● **What you will do**: Reproduce every line of the material below, but drop the pictures.
#####
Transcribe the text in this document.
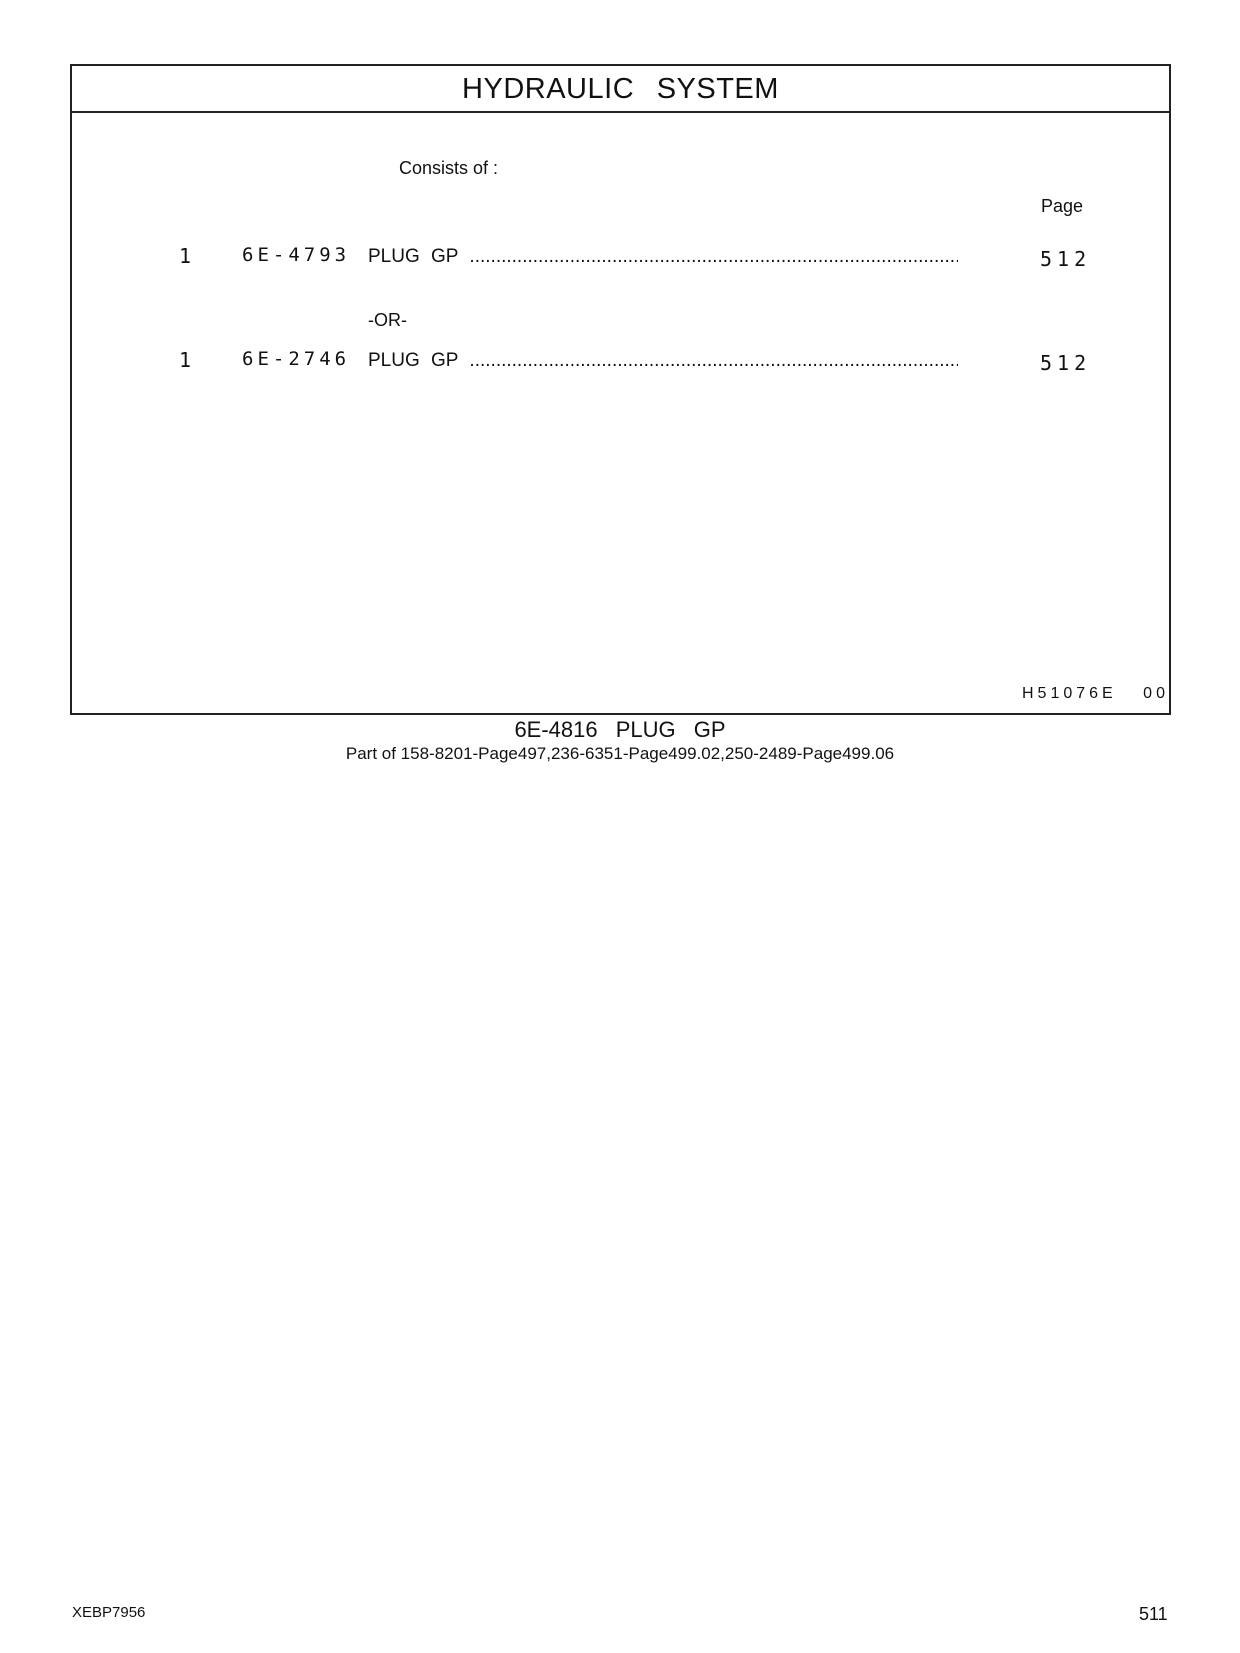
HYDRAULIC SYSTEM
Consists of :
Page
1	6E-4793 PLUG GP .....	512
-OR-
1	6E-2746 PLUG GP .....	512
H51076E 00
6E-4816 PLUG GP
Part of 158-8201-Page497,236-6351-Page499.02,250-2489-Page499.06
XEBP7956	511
#####
● **The response**:
Transcribe the text in this document.
HYDRAULIC SYSTEM
Consists of :
Page
1	6E-4793 PLUG GP .....	512
-OR-
1	6E-2746 PLUG GP .....	512
H51076E 00
6E-4816 PLUG GP
Part of 158-8201-Page497,236-6351-Page499.02,250-2489-Page499.06
XEBP7956	511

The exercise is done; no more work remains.